[TASK DATA]:

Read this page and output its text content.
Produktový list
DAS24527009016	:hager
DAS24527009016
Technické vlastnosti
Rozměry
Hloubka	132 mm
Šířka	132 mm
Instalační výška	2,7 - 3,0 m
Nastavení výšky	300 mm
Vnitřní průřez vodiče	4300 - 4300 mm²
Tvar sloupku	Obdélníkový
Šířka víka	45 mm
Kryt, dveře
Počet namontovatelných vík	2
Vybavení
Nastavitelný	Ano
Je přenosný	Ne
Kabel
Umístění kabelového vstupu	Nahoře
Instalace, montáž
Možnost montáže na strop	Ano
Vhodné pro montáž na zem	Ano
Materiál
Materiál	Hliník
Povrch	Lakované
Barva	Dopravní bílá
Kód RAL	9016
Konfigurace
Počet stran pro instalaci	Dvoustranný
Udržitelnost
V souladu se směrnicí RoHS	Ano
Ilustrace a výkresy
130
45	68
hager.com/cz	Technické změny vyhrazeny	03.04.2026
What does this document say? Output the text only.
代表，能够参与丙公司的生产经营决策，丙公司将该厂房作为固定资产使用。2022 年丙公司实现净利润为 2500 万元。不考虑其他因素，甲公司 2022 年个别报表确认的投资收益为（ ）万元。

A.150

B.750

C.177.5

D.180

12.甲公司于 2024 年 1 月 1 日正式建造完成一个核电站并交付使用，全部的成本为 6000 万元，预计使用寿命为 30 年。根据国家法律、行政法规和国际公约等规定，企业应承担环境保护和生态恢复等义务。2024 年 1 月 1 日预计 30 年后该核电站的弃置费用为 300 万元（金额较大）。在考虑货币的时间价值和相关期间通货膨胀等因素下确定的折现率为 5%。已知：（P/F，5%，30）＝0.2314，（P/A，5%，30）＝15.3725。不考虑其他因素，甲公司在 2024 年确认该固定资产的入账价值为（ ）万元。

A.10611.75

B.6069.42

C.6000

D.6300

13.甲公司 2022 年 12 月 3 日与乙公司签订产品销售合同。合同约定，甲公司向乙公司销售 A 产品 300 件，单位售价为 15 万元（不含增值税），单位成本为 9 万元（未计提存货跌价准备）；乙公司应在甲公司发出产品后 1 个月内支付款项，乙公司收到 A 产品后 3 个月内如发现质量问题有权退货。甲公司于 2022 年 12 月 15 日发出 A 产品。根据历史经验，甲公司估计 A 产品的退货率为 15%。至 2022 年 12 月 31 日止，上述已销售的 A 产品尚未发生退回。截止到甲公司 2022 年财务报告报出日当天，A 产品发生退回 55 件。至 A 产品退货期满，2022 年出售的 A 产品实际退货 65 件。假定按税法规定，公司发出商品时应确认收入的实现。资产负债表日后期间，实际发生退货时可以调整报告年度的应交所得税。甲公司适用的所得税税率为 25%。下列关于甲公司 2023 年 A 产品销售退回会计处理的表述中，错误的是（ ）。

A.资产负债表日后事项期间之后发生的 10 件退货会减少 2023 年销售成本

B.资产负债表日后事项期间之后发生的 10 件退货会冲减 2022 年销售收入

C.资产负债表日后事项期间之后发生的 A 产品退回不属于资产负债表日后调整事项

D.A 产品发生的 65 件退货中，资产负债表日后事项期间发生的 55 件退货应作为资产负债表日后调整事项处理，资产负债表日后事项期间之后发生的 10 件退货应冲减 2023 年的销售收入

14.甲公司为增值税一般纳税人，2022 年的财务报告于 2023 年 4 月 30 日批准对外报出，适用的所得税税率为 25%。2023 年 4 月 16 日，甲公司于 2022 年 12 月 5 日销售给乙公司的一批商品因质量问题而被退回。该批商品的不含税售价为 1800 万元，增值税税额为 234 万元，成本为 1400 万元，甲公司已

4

[GOAL]:
Reproduce each line verbatim.

[TASK SOLUTION]:
Read this page and output its text content.
Produktový list
DAS24527009016	:hager
DAS24527009016
Technické vlastnosti
Rozměry
Hloubka	132 mm
Šířka	132 mm
Instalační výška	2,7 - 3,0 m
Nastavení výšky	300 mm
Vnitřní průřez vodiče	4300 - 4300 mm²
Tvar sloupku	Obdélníkový
Šířka víka	45 mm
Kryt, dveře
Počet namontovatelných vík	2
Vybavení
Nastavitelný	Ano
Je přenosný	Ne
Kabel
Umístění kabelového vstupu	Nahoře
Instalace, montáž
Možnost montáže na strop	Ano
Vhodné pro montáž na zem	Ano
Materiál
Materiál	Hliník
Povrch	Lakované
Barva	Dopravní bílá
Kód RAL	9016
Konfigurace
Počet stran pro instalaci	Dvoustranný
Udržitelnost
V souladu se směrnicí RoHS	Ano
Ilustrace a výkresy
130
45	68
hager.com/cz	Technické změny vyhrazeny	03.04.2026
What does this document say? Output the text only.
代表，能够参与丙公司的生产经营决策，丙公司将该厂房作为固定资产使用。2022 年丙公司实现净利润为 2500 万元。不考虑其他因素，甲公司 2022 年个别报表确认的投资收益为（ ）万元。

A.150

B.750

C.177.5

D.180

12.甲公司于 2024 年 1 月 1 日正式建造完成一个核电站并交付使用，全部的成本为 6000 万元，预计使用寿命为 30 年。根据国家法律、行政法规和国际公约等规定，企业应承担环境保护和生态恢复等义务。2024 年 1 月 1 日预计 30 年后该核电站的弃置费用为 300 万元（金额较大）。在考虑货币的时间价值和相关期间通货膨胀等因素下确定的折现率为 5%。已知：（P/F，5%，30）＝0.2314，（P/A，5%，30）＝15.3725。不考虑其他因素，甲公司在 2024 年确认该固定资产的入账价值为（ ）万元。

A.10611.75

B.6069.42

C.6000

D.6300

13.甲公司 2022 年 12 月 3 日与乙公司签订产品销售合同。合同约定，甲公司向乙公司销售 A 产品 300 件，单位售价为 15 万元（不含增值税），单位成本为 9 万元（未计提存货跌价准备）；乙公司应在甲公司发出产品后 1 个月内支付款项，乙公司收到 A 产品后 3 个月内如发现质量问题有权退货。甲公司于 2022 年 12 月 15 日发出 A 产品。根据历史经验，甲公司估计 A 产品的退货率为 15%。至 2022 年 12 月 31 日止，上述已销售的 A 产品尚未发生退回。截止到甲公司 2022 年财务报告报出日当天，A 产品发生退回 55 件。至 A 产品退货期满，2022 年出售的 A 产品实际退货 65 件。假定按税法规定，公司发出商品时应确认收入的实现。资产负债表日后期间，实际发生退货时可以调整报告年度的应交所得税。甲公司适用的所得税税率为 25%。下列关于甲公司 2023 年 A 产品销售退回会计处理的表述中，错误的是（ ）。

A.资产负债表日后事项期间之后发生的 10 件退货会减少 2023 年销售成本

B.资产负债表日后事项期间之后发生的 10 件退货会冲减 2022 年销售收入

C.资产负债表日后事项期间之后发生的 A 产品退回不属于资产负债表日后调整事项

D.A 产品发生的 65 件退货中，资产负债表日后事项期间发生的 55 件退货应作为资产负债表日后调整事项处理，资产负债表日后事项期间之后发生的 10 件退货应冲减 2023 年的销售收入

14.甲公司为增值税一般纳税人，2022 年的财务报告于 2023 年 4 月 30 日批准对外报出，适用的所得税税率为 25%。2023 年 4 月 16 日，甲公司于 2022 年 12 月 5 日销售给乙公司的一批商品因质量问题而被退回。该批商品的不含税售价为 1800 万元，增值税税额为 234 万元，成本为 1400 万元，甲公司已

4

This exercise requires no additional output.